What to do » Report how many lines include the word "славянский", and nothing besides that number.

[Entries from a dataset]
# # #
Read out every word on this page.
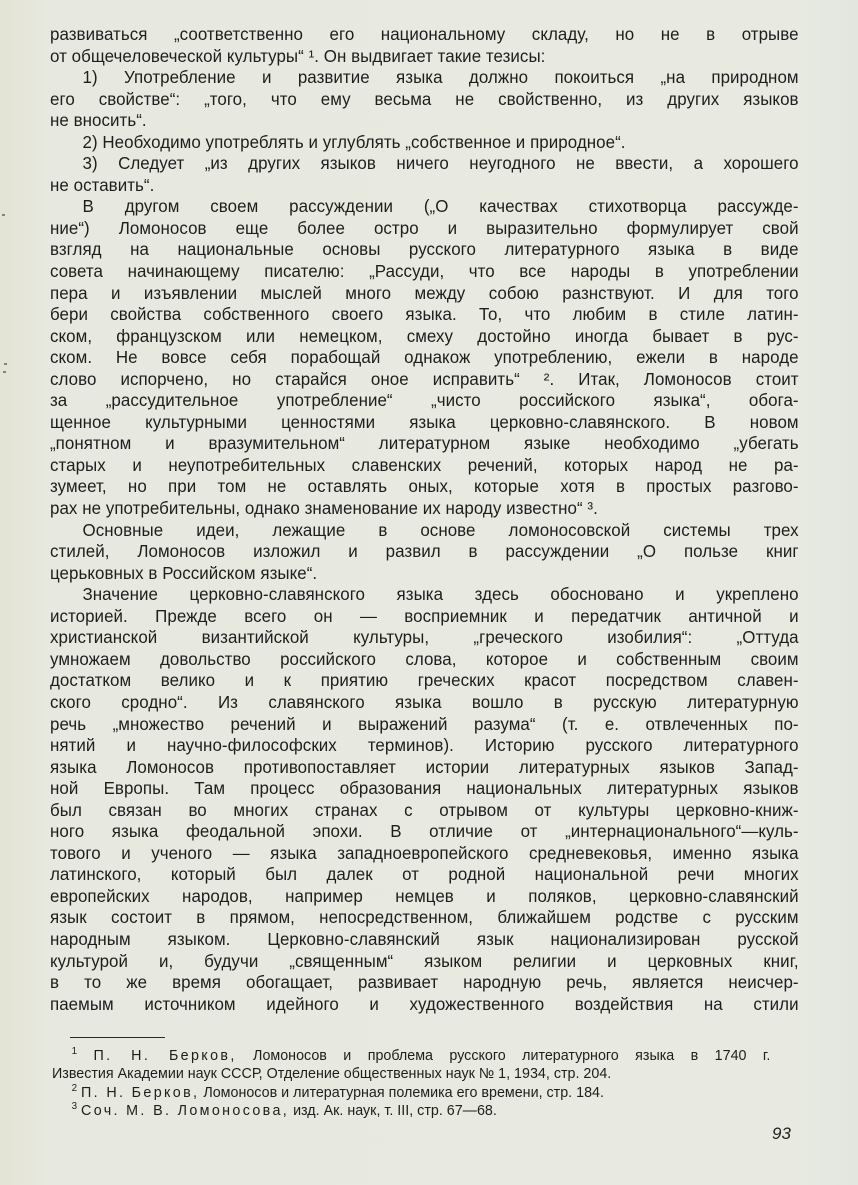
развиваться „соответственно его национальному складу, но не в отрыве
от общечеловеческой культуры“ ¹. Он выдвигает такие тезисы:
1) Употребление и развитие языка должно покоиться „на природном
его свойстве“: „того, что ему весьма не свойственно, из других языков
не вносить“.
2) Необходимо употреблять и углублять „собственное и природное“.
3) Следует „из других языков ничего неугодного не ввести, а хорошего
не оставить“.
В другом своем рассуждении („О качествах стихотворца рассужде-
ние“) Ломоносов еще более остро и выразительно формулирует свой
взгляд на национальные основы русского литературного языка в виде
совета начинающему писателю: „Рассуди, что все народы в употреблении
пера и изъявлении мыслей много между собою разнствуют. И для того
бери свойства собственного своего языка. То, что любим в стиле латин-
ском, французском или немецком, смеху достойно иногда бывает в рус-
ском. Не вовсе себя порабощай однакож употреблению, ежели в народе
слово испорчено, но старайся оное исправить“ ². Итак, Ломоносов стоит
за „рассудительное употребление“ „чисто российского языка“, обога-
щенное культурными ценностями языка церковно-славянского. В новом
„понятном и вразумительном“ литературном языке необходимо „убегать
старых и неупотребительных славенских речений, которых народ не ра-
зумеет, но при том не оставлять оных, которые хотя в простых разгово-
рах не употребительны, однако знаменование их народу известно“ ³.
Основные идеи, лежащие в основе ломоносовской системы трех
стилей, Ломоносов изложил и развил в рассуждении „О пользе книг
церьковных в Российском языке“.
Значение церковно-славянского языка здесь обосновано и укреплено
историей. Прежде всего он — восприемник и передатчик античной и
христианской византийской культуры, „греческого изобилия“: „Оттуда
умножаем довольство российского слова, которое и собственным своим
достатком велико и к приятию греческих красот посредством славен-
ского сродно“. Из славянского языка вошло в русскую литературную
речь „множество речений и выражений разума“ (т. е. отвлеченных по-
нятий и научно-философских терминов). Историю русского литературного
языка Ломоносов противопоставляет истории литературных языков Запад-
ной Европы. Там процесс образования национальных литературных языков
был связан во многих странах с отрывом от культуры церковно-книж-
ного языка феодальной эпохи. В отличие от „интернационального“—куль-
тового и ученого — языка западноевропейского средневековья, именно языка
латинского, который был далек от родной национальной речи многих
европейских народов, например немцев и поляков, церковно-славянский
язык состоит в прямом, непосредственном, ближайшем родстве с русским
народным языком. Церковно-славянский язык национализирован русской
культурой и, будучи „священным“ языком религии и церковных книг,
в то же время обогащает, развивает народную речь, является неисчер-
паемым источником идейного и художественного воздействия на стили
$^1$ П. Н. Берков, Ломоносов и проблема русского литературного языка в 1740 г.
Известия Академии наук СССР, Отделение общественных наук № 1, 1934, стр. 204.
$^2$ П. Н. Берков, Ломоносов и литературная полемика его времени, стр. 184.
$^3$ Соч. М. В. Ломоносова, изд. Ак. наук, т. III, стр. 67—68.
93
# # #
Result of the task » 2